Your instructions: Every line of the records must be repeated exactly; pictures stay out.

Supplied data:
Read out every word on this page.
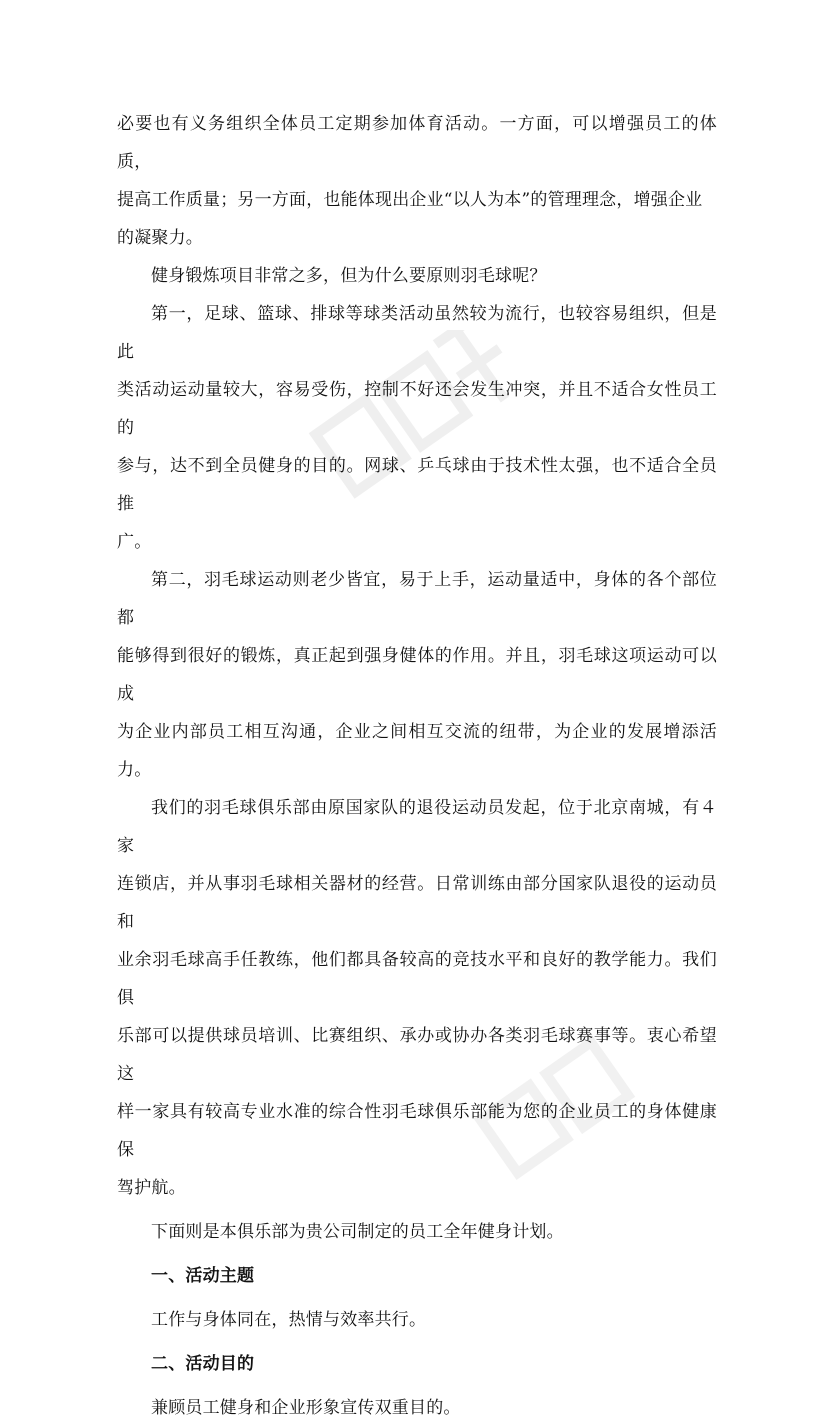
必要也有义务组织全体员工定期参加体育活动。一方面，可以增强员工的体质，
提高工作质量；另一方面，也能体现出企业“以人为本”的管理理念，增强企业
的凝聚力。

健身锻炼项目非常之多，但为什么要原则羽毛球呢？

第一，足球、篮球、排球等球类活动虽然较为流行，也较容易组织，但是此
类活动运动量较大，容易受伤，控制不好还会发生冲突，并且不适合女性员工的
参与，达不到全员健身的目的。网球、乒乓球由于技术性太强，也不适合全员推
广。

第二，羽毛球运动则老少皆宜，易于上手，运动量适中，身体的各个部位都
能够得到很好的锻炼，真正起到强身健体的作用。并且，羽毛球这项运动可以成
为企业内部员工相互沟通，企业之间相互交流的纽带，为企业的发展增添活力。

我们的羽毛球俱乐部由原国家队的退役运动员发起，位于北京南城，有４家
连锁店，并从事羽毛球相关器材的经营。日常训练由部分国家队退役的运动员和
业余羽毛球高手任教练，他们都具备较高的竞技水平和良好的教学能力。我们俱
乐部可以提供球员培训、比赛组织、承办或协办各类羽毛球赛事等。衷心希望这
样一家具有较高专业水准的综合性羽毛球俱乐部能为您的企业员工的身体健康保
驾护航。

下面则是本俱乐部为贵公司制定的员工全年健身计划。

一、活动主题

工作与身体同在，热情与效率共行。

二、活动目的

兼顾员工健身和企业形象宣传双重目的。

Output for this task:
Read out every word on this page.
必要也有义务组织全体员工定期参加体育活动。一方面，可以增强员工的体质，
提高工作质量；另一方面，也能体现出企业“以人为本”的管理理念，增强企业
的凝聚力。

健身锻炼项目非常之多，但为什么要原则羽毛球呢？

第一，足球、篮球、排球等球类活动虽然较为流行，也较容易组织，但是此
类活动运动量较大，容易受伤，控制不好还会发生冲突，并且不适合女性员工的
参与，达不到全员健身的目的。网球、乒乓球由于技术性太强，也不适合全员推
广。

第二，羽毛球运动则老少皆宜，易于上手，运动量适中，身体的各个部位都
能够得到很好的锻炼，真正起到强身健体的作用。并且，羽毛球这项运动可以成
为企业内部员工相互沟通，企业之间相互交流的纽带，为企业的发展增添活力。

我们的羽毛球俱乐部由原国家队的退役运动员发起，位于北京南城，有４家
连锁店，并从事羽毛球相关器材的经营。日常训练由部分国家队退役的运动员和
业余羽毛球高手任教练，他们都具备较高的竞技水平和良好的教学能力。我们俱
乐部可以提供球员培训、比赛组织、承办或协办各类羽毛球赛事等。衷心希望这
样一家具有较高专业水准的综合性羽毛球俱乐部能为您的企业员工的身体健康保
驾护航。

下面则是本俱乐部为贵公司制定的员工全年健身计划。

一、活动主题

工作与身体同在，热情与效率共行。

二、活动目的

兼顾员工健身和企业形象宣传双重目的。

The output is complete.